■ **Job**: Copy these records line for line, with nothing changed.

═══ Records for the exercise ═══

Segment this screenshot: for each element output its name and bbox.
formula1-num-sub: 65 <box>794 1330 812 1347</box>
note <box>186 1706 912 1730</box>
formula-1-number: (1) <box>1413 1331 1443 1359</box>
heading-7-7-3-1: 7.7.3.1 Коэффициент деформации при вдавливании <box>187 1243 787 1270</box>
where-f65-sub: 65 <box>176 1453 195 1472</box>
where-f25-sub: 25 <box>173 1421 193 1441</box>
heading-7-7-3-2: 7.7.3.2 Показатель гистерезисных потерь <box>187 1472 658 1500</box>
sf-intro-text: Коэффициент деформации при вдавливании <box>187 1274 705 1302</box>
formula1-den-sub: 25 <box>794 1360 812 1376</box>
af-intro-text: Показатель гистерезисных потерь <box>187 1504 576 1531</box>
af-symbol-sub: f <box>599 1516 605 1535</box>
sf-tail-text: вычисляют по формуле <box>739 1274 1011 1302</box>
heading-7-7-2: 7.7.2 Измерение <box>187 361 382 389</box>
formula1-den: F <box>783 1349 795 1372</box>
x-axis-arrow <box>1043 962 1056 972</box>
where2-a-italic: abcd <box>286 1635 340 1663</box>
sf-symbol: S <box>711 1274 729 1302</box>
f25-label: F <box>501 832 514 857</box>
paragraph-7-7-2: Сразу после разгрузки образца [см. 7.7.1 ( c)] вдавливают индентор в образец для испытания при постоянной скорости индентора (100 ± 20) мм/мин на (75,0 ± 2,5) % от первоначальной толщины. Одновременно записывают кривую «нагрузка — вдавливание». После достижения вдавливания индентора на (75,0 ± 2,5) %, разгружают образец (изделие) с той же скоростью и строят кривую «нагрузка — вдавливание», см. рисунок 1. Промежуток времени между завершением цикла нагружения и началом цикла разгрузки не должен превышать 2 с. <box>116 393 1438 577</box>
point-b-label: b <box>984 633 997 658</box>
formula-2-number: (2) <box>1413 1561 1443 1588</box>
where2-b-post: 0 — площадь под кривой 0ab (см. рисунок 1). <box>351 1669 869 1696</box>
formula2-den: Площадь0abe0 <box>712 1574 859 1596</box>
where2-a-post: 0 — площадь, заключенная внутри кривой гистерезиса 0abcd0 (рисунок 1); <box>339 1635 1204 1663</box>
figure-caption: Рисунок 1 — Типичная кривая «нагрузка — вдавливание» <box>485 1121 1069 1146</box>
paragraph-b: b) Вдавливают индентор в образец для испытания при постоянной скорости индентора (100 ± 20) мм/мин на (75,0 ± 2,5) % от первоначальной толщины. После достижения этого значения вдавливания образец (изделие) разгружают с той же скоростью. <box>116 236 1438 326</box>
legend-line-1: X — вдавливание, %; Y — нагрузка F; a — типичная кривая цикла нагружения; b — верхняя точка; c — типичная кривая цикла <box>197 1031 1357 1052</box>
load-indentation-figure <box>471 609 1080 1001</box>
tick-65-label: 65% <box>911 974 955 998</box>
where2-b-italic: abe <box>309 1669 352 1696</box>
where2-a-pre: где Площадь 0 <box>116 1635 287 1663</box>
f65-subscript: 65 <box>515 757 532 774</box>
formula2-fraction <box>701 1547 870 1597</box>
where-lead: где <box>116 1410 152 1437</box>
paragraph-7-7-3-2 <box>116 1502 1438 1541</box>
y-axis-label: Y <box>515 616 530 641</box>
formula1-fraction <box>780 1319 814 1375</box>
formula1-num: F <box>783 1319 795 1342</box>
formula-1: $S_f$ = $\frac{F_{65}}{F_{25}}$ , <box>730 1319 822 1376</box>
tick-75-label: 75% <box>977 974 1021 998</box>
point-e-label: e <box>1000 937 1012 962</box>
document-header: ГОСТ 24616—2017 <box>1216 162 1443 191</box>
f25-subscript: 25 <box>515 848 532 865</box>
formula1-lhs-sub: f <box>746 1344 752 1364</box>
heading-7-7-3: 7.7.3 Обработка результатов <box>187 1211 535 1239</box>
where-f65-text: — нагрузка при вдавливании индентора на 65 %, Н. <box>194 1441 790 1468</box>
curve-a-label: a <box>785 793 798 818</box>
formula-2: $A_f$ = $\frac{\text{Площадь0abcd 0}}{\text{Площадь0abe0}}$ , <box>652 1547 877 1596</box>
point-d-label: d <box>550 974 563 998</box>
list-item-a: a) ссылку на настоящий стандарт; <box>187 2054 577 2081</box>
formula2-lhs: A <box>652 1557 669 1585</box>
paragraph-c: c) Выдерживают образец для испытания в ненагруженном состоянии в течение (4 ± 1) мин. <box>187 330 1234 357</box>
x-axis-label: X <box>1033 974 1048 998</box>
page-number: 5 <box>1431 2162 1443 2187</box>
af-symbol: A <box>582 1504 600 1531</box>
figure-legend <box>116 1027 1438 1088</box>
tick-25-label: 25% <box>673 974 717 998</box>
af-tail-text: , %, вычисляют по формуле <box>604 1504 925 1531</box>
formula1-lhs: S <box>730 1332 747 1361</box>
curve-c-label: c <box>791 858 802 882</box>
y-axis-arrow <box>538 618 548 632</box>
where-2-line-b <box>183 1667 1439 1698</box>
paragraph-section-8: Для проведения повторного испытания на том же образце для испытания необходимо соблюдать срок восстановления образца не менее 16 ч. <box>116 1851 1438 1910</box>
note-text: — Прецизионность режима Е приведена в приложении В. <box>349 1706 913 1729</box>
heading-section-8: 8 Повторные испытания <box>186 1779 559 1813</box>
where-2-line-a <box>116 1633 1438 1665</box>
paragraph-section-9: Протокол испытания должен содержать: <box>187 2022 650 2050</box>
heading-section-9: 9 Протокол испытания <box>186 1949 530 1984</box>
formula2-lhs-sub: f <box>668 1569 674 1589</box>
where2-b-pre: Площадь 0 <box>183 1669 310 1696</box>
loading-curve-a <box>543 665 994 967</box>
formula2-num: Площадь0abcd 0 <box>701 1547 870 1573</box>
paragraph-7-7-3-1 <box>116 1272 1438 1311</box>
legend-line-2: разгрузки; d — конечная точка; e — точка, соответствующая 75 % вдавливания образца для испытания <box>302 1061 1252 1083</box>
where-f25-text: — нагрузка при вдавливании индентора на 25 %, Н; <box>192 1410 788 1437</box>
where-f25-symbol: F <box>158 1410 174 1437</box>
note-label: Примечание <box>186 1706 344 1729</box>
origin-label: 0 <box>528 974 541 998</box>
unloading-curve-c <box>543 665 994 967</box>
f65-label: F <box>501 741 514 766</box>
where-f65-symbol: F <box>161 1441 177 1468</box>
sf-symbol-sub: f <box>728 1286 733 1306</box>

═══

■ **Full response**:
Segment this screenshot: for each element output its name and bbox.
formula1-num-sub: 65 <box>794 1330 812 1347</box>
note <box>186 1706 912 1730</box>
formula-1-number: (1) <box>1413 1331 1443 1359</box>
heading-7-7-3-1: 7.7.3.1 Коэффициент деформации при вдавливании <box>187 1243 787 1270</box>
where-f65-sub: 65 <box>176 1453 195 1472</box>
where-f25-sub: 25 <box>173 1421 193 1441</box>
heading-7-7-3-2: 7.7.3.2 Показатель гистерезисных потерь <box>187 1472 658 1500</box>
sf-intro-text: Коэффициент деформации при вдавливании <box>187 1274 705 1302</box>
formula1-den-sub: 25 <box>794 1360 812 1376</box>
af-intro-text: Показатель гистерезисных потерь <box>187 1504 576 1531</box>
af-symbol-sub: f <box>599 1516 605 1535</box>
sf-tail-text: вычисляют по формуле <box>739 1274 1011 1302</box>
heading-7-7-2: 7.7.2 Измерение <box>187 361 382 389</box>
formula1-den: F <box>783 1349 795 1372</box>
x-axis-arrow <box>1043 962 1056 972</box>
where2-a-italic: abcd <box>286 1635 340 1663</box>
sf-symbol: S <box>711 1274 729 1302</box>
f25-label: F <box>501 832 514 857</box>
paragraph-7-7-2: Сразу после разгрузки образца [см. 7.7.1 ( c)] вдавливают индентор в образец для испытания при постоянной скорости индентора (100 ± 20) мм/мин на (75,0 ± 2,5) % от первоначальной толщины. Одновременно записывают кривую «нагрузка — вдавливание». После достижения вдавливания индентора на (75,0 ± 2,5) %, разгружают образец (изделие) с той же скоростью и строят кривую «нагрузка — вдавливание», см. рисунок 1. Промежуток времени между завершением цикла нагружения и началом цикла разгрузки не должен превышать 2 с. <box>116 393 1438 577</box>
point-b-label: b <box>984 633 997 658</box>
formula-2-number: (2) <box>1413 1561 1443 1588</box>
where2-b-post: 0 — площадь под кривой 0ab (см. рисунок 1). <box>351 1669 869 1696</box>
formula2-den: Площадь0abe0 <box>712 1574 859 1596</box>
where2-a-post: 0 — площадь, заключенная внутри кривой гистерезиса 0abcd0 (рисунок 1); <box>339 1635 1204 1663</box>
figure-caption: Рисунок 1 — Типичная кривая «нагрузка — вдавливание» <box>485 1121 1069 1146</box>
paragraph-b: b) Вдавливают индентор в образец для испытания при постоянной скорости индентора (100 ± 20) мм/мин на (75,0 ± 2,5) % от первоначальной толщины. После достижения этого значения вдавливания образец (изделие) разгружают с той же скоростью. <box>116 236 1438 326</box>
legend-line-1: X — вдавливание, %; Y — нагрузка F; a — типичная кривая цикла нагружения; b — верхняя точка; c — типичная кривая цикла <box>197 1031 1357 1052</box>
load-indentation-figure <box>471 609 1080 1001</box>
tick-65-label: 65% <box>911 974 955 998</box>
where2-b-italic: abe <box>309 1669 352 1696</box>
where2-a-pre: где Площадь 0 <box>116 1635 287 1663</box>
f65-subscript: 65 <box>515 757 532 774</box>
formula2-fraction <box>701 1547 870 1597</box>
where-lead: где <box>116 1410 152 1437</box>
paragraph-7-7-3-2 <box>116 1502 1438 1541</box>
y-axis-label: Y <box>515 616 530 641</box>
formula1-fraction <box>780 1319 814 1375</box>
formula1-num: F <box>783 1319 795 1342</box>
formula-1: $S_f$ = $\frac{F_{65}}{F_{25}}$ , <box>730 1319 822 1376</box>
tick-75-label: 75% <box>977 974 1021 998</box>
point-e-label: e <box>1000 937 1012 962</box>
document-header: ГОСТ 24616—2017 <box>1216 162 1443 191</box>
f25-subscript: 25 <box>515 848 532 865</box>
formula1-lhs-sub: f <box>746 1344 752 1364</box>
heading-7-7-3: 7.7.3 Обработка результатов <box>187 1211 535 1239</box>
where-f65-text: — нагрузка при вдавливании индентора на 65 %, Н. <box>194 1441 790 1468</box>
curve-a-label: a <box>785 793 798 818</box>
formula-2: $A_f$ = $\frac{\text{Площадь0abcd 0}}{\text{Площадь0abe0}}$ , <box>652 1547 877 1596</box>
point-d-label: d <box>550 974 563 998</box>
list-item-a: a) ссылку на настоящий стандарт; <box>187 2054 577 2081</box>
formula2-lhs: A <box>652 1557 669 1585</box>
paragraph-c: c) Выдерживают образец для испытания в ненагруженном состоянии в течение (4 ± 1) мин. <box>187 330 1234 357</box>
x-axis-label: X <box>1033 974 1048 998</box>
page-number: 5 <box>1431 2162 1443 2187</box>
af-symbol: A <box>582 1504 600 1531</box>
figure-legend <box>116 1027 1438 1088</box>
tick-25-label: 25% <box>673 974 717 998</box>
af-tail-text: , %, вычисляют по формуле <box>604 1504 925 1531</box>
formula1-lhs: S <box>730 1332 747 1361</box>
curve-c-label: c <box>791 858 802 882</box>
y-axis-arrow <box>538 618 548 632</box>
where-2-line-b <box>183 1667 1439 1698</box>
paragraph-section-8: Для проведения повторного испытания на том же образце для испытания необходимо соблюдать срок восстановления образца не менее 16 ч. <box>116 1851 1438 1910</box>
note-text: — Прецизионность режима Е приведена в приложении В. <box>349 1706 913 1729</box>
heading-section-8: 8 Повторные испытания <box>186 1779 559 1813</box>
where-2-line-a <box>116 1633 1438 1665</box>
paragraph-section-9: Протокол испытания должен содержать: <box>187 2022 650 2050</box>
heading-section-9: 9 Протокол испытания <box>186 1949 530 1984</box>
formula2-lhs-sub: f <box>668 1569 674 1589</box>
where2-b-pre: Площадь 0 <box>183 1669 310 1696</box>
loading-curve-a <box>543 665 994 967</box>
formula2-num: Площадь0abcd 0 <box>701 1547 870 1573</box>
paragraph-7-7-3-1 <box>116 1272 1438 1311</box>
legend-line-2: разгрузки; d — конечная точка; e — точка, соответствующая 75 % вдавливания образца для испытания <box>302 1061 1252 1083</box>
where-f25-text: — нагрузка при вдавливании индентора на 25 %, Н; <box>192 1410 788 1437</box>
where-f25-symbol: F <box>158 1410 174 1437</box>
note-label: Примечание <box>186 1706 344 1729</box>
origin-label: 0 <box>528 974 541 998</box>
unloading-curve-c <box>543 665 994 967</box>
f65-label: F <box>501 741 514 766</box>
where-f65-symbol: F <box>161 1441 177 1468</box>
sf-symbol-sub: f <box>728 1286 733 1306</box>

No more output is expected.